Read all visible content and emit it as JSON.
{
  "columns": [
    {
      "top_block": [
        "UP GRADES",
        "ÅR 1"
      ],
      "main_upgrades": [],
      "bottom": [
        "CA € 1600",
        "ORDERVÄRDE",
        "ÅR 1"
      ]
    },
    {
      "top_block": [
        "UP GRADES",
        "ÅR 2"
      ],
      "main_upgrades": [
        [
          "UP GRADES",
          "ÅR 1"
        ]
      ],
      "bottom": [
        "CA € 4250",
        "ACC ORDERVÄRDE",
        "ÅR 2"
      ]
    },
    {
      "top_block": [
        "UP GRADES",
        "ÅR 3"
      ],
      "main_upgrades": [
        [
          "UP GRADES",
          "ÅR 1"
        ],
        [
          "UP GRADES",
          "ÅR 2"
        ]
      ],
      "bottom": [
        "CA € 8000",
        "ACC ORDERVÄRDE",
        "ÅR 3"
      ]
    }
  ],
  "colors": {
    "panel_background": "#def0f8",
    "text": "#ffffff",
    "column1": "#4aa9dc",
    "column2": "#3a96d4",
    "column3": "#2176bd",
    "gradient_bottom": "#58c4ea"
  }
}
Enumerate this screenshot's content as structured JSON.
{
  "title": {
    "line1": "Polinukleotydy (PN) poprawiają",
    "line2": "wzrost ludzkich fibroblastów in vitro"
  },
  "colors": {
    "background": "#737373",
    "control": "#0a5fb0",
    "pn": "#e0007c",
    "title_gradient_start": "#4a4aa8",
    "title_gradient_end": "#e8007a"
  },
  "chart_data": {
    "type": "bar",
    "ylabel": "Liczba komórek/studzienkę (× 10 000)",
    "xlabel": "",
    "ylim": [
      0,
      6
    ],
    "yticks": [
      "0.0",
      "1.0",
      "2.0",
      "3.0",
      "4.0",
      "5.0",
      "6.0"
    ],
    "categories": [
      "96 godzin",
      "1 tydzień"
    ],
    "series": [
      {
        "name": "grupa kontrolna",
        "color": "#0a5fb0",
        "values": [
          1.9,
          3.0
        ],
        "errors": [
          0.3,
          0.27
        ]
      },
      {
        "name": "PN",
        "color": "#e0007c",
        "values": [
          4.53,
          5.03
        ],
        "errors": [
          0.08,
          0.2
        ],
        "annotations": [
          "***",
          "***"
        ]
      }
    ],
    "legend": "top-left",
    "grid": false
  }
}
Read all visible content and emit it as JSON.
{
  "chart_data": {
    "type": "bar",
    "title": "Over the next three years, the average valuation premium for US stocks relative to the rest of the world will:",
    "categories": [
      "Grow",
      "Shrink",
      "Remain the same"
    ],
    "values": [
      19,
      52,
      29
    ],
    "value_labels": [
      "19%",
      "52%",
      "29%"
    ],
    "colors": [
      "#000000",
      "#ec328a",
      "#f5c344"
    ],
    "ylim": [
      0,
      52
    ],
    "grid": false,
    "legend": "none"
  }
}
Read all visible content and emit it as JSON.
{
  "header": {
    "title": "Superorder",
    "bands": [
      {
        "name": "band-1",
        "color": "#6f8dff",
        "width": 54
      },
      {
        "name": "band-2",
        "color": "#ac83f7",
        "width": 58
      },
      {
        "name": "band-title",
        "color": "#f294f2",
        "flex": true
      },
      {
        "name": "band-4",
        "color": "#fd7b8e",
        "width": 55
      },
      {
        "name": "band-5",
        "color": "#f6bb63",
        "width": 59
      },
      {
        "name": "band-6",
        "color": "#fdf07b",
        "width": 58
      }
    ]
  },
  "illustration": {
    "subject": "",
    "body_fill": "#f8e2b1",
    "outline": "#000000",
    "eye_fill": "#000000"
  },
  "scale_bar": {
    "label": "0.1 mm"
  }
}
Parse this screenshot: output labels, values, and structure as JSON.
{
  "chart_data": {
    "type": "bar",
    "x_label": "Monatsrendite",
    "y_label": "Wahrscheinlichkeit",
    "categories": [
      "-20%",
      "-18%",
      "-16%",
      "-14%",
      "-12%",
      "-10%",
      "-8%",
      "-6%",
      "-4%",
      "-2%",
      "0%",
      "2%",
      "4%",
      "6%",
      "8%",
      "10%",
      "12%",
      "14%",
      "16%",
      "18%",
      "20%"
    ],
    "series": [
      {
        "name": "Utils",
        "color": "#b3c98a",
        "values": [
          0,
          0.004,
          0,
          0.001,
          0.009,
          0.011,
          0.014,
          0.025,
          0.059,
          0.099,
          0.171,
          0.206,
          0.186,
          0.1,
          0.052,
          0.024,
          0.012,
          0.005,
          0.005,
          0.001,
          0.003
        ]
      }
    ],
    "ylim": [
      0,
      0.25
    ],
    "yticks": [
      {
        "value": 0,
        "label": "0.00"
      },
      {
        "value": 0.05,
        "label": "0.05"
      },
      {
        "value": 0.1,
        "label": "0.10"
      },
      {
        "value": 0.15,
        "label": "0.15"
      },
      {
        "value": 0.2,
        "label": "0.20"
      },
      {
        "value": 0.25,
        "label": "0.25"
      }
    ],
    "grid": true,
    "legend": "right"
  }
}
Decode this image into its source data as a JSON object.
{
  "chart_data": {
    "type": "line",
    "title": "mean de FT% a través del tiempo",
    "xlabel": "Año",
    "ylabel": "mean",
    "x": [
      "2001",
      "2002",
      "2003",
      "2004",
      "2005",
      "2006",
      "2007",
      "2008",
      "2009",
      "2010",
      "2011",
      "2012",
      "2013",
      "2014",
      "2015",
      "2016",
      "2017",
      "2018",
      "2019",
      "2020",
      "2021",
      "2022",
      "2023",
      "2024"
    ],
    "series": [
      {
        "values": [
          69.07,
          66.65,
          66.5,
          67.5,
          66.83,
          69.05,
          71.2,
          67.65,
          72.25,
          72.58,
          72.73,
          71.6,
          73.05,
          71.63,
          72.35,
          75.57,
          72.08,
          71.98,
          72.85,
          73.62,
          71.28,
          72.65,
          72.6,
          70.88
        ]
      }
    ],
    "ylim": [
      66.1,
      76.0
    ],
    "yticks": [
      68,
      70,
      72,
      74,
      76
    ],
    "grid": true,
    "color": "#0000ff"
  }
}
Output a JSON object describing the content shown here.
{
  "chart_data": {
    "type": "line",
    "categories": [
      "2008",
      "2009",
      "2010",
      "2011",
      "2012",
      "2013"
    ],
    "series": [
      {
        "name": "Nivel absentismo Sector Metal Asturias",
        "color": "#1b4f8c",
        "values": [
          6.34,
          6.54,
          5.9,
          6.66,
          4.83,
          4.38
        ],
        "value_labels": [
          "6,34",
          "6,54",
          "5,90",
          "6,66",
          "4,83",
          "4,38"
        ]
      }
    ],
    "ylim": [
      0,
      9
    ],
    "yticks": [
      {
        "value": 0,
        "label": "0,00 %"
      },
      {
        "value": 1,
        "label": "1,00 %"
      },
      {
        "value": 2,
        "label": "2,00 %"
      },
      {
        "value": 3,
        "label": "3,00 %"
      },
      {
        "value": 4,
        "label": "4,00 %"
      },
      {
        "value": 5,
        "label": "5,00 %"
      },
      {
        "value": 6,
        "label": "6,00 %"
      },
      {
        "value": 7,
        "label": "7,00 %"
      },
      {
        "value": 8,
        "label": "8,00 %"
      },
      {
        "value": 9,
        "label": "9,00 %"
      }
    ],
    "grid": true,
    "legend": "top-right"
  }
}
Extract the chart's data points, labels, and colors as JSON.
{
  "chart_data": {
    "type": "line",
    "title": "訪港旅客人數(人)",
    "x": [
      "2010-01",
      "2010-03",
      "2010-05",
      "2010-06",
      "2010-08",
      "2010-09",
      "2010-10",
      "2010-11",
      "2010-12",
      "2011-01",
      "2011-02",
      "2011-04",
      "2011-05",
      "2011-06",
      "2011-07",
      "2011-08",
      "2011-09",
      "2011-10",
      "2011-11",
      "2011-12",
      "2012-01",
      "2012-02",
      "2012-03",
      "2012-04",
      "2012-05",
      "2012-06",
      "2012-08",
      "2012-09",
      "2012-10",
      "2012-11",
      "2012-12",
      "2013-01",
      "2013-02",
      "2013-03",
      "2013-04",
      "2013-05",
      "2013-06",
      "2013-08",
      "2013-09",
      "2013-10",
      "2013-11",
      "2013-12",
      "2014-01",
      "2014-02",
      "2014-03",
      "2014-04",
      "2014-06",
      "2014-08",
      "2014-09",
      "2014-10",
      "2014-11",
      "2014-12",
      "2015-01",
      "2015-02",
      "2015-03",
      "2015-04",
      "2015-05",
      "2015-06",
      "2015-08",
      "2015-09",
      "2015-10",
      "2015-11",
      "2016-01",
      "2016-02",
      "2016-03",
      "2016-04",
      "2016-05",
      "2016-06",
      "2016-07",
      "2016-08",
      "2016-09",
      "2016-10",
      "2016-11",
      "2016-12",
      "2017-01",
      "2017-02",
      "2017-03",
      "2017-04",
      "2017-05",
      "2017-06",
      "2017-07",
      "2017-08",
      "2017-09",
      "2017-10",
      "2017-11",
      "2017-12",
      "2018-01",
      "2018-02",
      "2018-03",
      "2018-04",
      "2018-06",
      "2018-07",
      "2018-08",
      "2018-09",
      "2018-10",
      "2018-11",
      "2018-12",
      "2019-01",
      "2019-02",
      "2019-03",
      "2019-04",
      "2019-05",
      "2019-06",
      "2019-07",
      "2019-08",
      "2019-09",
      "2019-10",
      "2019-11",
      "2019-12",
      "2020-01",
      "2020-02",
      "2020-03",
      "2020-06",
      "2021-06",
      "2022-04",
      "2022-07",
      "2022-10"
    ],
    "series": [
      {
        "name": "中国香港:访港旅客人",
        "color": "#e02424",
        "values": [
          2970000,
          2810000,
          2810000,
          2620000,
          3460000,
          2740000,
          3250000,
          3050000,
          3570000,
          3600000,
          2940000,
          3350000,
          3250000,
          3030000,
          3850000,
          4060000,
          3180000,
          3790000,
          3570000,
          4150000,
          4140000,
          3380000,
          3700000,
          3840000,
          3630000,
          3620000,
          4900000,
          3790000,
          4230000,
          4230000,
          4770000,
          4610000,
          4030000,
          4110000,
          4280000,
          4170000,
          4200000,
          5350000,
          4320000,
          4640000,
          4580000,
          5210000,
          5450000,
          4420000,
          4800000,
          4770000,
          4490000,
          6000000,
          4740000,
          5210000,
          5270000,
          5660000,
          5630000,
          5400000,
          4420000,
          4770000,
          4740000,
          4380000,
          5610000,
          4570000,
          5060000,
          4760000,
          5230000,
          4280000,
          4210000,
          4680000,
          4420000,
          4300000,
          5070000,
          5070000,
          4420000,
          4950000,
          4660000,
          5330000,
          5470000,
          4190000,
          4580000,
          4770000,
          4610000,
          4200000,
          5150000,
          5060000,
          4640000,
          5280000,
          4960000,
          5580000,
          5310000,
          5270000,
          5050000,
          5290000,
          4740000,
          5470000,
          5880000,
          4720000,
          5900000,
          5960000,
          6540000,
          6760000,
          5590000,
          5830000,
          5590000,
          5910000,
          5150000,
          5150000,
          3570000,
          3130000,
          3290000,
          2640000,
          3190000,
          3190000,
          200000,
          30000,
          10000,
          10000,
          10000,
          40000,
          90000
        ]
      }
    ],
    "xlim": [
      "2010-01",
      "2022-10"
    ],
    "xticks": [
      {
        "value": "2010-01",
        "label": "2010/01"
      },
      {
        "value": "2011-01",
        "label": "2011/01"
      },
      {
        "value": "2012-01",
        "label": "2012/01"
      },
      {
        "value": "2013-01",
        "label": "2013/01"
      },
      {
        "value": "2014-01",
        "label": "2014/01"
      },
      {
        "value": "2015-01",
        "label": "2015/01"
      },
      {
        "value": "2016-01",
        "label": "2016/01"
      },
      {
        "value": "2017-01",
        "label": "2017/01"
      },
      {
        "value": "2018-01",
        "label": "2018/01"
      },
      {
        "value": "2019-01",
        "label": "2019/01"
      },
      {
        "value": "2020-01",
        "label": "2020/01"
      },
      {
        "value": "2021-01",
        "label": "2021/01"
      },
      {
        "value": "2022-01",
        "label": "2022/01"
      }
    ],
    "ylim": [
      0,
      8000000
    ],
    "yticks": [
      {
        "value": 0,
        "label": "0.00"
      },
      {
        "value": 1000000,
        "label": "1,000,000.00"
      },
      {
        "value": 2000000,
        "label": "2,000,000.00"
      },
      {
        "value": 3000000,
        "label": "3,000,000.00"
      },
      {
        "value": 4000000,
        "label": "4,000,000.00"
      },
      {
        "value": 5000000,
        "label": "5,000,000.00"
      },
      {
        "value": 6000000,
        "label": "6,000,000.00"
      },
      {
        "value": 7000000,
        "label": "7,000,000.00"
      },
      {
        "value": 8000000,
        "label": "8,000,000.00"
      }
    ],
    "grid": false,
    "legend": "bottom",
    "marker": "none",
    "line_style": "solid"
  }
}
_ _ _ _ _
SHORT EXERCISE
Which lines of the material contain the string "mean"? List each of them.

EXERCISE SOLUTION
    "title": "mean de FT% a través del tiempo",
    "ylabel": "mean",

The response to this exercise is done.